__Written problem__: Write out each line in which the string "time" is present.

__Records for this task__:
***

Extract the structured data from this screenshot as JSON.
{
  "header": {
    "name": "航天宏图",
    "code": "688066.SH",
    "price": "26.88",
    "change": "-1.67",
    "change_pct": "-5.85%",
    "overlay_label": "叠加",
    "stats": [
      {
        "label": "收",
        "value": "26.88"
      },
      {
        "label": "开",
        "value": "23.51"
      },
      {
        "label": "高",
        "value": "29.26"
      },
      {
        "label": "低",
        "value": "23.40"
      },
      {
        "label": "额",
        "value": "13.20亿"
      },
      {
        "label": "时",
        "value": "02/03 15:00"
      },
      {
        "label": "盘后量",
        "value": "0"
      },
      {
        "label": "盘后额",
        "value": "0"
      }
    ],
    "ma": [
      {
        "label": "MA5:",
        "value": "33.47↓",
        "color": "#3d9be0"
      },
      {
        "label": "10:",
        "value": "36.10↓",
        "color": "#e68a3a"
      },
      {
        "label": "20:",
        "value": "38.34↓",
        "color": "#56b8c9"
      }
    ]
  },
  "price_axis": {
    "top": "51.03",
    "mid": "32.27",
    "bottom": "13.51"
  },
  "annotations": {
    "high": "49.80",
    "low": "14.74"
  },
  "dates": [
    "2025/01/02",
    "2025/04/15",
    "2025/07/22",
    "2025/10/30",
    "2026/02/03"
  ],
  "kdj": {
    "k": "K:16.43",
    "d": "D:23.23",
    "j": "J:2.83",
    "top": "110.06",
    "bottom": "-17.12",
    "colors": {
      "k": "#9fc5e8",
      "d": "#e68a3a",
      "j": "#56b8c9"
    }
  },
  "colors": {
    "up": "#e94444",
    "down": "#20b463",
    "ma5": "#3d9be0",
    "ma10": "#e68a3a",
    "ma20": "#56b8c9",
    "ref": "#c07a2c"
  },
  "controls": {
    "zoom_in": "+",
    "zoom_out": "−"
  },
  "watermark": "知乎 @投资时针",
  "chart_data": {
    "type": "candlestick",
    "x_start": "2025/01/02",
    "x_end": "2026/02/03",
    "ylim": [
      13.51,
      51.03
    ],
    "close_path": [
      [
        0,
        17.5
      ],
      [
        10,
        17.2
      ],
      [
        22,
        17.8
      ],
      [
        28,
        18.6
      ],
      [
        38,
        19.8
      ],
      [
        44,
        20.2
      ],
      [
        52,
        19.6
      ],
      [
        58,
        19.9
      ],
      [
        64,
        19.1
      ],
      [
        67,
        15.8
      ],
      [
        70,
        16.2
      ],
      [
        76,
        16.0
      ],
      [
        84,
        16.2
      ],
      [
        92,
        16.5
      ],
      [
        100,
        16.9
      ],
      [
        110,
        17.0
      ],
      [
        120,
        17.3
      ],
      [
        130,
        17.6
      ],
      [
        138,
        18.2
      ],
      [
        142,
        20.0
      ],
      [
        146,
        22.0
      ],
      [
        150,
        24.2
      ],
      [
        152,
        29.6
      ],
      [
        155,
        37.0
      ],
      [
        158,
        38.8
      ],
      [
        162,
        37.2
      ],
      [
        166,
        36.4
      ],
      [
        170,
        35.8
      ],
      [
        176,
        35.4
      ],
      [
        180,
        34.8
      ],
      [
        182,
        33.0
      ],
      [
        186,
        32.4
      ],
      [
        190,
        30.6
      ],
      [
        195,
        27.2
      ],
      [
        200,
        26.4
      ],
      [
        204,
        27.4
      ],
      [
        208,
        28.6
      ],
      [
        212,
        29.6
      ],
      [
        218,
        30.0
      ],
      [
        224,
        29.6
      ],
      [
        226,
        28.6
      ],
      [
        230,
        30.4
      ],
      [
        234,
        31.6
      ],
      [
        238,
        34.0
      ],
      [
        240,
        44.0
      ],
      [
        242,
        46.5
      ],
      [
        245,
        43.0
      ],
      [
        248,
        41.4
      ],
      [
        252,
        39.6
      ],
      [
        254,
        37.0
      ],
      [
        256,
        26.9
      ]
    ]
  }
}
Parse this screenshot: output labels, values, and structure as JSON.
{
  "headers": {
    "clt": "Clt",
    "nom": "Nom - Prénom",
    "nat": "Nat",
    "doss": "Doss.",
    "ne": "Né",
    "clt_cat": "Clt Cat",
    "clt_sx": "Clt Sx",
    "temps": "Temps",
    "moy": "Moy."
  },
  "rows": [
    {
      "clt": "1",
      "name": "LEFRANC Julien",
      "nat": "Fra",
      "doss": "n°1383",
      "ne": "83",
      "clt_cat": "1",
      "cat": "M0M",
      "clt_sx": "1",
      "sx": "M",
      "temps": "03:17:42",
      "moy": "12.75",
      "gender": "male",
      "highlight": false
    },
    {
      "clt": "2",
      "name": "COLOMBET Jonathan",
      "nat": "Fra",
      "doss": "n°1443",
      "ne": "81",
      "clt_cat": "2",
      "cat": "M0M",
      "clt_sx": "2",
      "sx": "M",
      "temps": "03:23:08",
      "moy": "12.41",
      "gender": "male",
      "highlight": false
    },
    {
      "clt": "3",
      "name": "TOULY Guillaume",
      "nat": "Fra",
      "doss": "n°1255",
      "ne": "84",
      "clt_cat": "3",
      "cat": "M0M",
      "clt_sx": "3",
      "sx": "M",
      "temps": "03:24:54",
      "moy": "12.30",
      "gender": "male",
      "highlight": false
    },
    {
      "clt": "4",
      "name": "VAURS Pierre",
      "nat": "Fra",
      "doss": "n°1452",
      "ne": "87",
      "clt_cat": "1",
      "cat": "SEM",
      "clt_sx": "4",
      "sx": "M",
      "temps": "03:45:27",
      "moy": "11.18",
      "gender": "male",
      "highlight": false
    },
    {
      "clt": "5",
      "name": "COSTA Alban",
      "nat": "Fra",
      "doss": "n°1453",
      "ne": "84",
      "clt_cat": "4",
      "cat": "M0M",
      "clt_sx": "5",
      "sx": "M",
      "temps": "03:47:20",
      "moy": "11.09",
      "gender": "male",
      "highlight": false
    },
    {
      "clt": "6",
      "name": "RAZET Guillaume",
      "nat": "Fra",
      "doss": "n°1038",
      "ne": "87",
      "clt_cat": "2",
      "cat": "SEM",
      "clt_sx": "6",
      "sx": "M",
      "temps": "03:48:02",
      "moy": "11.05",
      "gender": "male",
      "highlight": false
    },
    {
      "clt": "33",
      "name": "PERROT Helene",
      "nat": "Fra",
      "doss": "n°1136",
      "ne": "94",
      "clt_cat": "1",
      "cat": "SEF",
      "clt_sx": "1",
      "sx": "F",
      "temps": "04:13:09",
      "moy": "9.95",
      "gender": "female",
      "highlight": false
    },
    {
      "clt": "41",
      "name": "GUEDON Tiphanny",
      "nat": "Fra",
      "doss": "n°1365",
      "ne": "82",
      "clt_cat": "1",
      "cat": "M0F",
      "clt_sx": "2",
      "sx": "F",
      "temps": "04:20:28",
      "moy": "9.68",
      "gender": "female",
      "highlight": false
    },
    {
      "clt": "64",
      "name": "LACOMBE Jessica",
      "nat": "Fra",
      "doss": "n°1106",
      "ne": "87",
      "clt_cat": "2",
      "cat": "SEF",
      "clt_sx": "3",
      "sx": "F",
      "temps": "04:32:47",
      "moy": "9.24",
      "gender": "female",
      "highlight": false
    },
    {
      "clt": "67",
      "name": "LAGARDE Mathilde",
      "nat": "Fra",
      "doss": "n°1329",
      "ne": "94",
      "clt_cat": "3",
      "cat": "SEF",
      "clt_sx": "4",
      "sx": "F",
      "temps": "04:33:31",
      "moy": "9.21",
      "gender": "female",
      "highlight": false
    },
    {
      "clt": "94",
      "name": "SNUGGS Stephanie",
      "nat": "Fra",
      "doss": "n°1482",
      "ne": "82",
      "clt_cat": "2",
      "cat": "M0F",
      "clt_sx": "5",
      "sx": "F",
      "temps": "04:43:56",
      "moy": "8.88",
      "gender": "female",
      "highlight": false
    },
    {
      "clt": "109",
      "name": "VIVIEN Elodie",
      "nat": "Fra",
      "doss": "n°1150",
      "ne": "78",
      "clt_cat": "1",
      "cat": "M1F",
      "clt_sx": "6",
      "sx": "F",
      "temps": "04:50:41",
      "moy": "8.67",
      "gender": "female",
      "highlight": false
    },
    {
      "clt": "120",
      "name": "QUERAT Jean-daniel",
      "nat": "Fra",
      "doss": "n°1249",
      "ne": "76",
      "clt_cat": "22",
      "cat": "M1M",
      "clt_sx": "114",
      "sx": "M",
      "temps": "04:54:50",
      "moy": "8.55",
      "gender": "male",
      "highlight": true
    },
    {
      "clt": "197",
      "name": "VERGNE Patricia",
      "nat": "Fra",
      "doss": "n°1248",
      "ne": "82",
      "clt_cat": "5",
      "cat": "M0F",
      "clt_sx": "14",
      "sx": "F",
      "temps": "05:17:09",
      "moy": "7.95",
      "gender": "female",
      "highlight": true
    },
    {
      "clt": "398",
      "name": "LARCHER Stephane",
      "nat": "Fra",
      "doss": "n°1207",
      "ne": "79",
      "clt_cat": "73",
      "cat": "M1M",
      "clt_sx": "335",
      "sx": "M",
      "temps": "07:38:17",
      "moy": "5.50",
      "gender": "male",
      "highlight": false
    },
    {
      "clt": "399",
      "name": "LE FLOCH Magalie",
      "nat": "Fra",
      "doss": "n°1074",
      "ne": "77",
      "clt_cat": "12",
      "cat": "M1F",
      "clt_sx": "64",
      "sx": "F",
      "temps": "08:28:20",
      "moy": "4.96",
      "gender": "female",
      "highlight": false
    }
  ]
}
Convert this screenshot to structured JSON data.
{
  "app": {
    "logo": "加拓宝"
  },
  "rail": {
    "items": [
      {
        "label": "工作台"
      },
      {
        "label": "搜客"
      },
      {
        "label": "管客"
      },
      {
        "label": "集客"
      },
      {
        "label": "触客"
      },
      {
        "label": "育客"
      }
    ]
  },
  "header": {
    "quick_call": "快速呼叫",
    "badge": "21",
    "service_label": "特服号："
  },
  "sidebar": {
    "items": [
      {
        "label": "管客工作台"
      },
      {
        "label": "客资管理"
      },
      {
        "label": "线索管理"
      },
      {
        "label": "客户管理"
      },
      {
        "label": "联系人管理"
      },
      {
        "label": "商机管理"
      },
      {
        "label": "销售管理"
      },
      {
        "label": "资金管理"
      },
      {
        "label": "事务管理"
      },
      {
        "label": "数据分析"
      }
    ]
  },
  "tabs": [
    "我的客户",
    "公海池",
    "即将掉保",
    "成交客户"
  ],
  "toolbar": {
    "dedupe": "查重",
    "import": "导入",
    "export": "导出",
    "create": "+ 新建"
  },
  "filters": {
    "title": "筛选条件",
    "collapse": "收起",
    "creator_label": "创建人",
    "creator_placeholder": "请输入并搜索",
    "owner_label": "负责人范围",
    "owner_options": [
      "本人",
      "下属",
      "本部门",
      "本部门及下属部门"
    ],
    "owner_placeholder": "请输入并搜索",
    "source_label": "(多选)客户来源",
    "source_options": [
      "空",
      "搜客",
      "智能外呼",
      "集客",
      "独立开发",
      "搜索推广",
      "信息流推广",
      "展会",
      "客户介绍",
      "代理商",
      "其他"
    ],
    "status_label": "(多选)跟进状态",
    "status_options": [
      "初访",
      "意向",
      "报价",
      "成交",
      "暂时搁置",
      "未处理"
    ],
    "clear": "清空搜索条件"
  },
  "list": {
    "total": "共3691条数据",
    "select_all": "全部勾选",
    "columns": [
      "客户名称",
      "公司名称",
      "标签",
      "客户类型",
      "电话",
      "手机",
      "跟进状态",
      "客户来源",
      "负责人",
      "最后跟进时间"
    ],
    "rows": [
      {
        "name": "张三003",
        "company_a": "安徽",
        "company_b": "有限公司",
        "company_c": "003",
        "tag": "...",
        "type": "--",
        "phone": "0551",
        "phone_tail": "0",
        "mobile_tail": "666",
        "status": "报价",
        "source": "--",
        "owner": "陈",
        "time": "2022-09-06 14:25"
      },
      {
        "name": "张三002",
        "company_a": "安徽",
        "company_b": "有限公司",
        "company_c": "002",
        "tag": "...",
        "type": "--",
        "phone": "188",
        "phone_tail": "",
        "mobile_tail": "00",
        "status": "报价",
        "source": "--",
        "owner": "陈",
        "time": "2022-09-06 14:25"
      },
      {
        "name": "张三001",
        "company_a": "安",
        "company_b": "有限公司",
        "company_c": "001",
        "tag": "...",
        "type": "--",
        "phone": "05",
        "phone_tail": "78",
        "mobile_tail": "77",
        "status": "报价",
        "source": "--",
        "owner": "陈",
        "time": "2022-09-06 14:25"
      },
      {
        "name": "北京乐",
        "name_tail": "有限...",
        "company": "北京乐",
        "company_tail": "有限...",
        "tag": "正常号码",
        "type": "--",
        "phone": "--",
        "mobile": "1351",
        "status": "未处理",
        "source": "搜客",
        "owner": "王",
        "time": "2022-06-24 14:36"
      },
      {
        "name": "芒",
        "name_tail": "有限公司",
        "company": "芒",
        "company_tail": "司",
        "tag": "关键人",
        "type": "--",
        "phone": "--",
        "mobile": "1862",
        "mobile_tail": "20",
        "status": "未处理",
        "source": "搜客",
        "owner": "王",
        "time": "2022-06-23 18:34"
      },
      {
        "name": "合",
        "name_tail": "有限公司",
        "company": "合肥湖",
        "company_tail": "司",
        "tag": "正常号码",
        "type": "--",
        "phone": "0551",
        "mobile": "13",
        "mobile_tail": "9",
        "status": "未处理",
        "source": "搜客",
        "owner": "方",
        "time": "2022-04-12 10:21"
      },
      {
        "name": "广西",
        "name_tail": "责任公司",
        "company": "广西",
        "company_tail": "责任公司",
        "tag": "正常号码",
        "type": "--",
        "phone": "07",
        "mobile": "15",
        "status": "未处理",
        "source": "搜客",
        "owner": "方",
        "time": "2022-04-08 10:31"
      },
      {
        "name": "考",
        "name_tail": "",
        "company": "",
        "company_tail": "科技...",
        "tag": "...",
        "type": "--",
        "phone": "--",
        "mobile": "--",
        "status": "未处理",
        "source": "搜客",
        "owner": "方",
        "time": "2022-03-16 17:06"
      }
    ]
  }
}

***

__Correct answer__:
        "time": "2022-09-06 14:25"
        "time": "2022-09-06 14:25"
        "time": "2022-09-06 14:25"
        "time": "2022-06-24 14:36"
        "time": "2022-06-23 18:34"
        "time": "2022-04-12 10:21"
        "time": "2022-04-08 10:31"
        "time": "2022-03-16 17:06"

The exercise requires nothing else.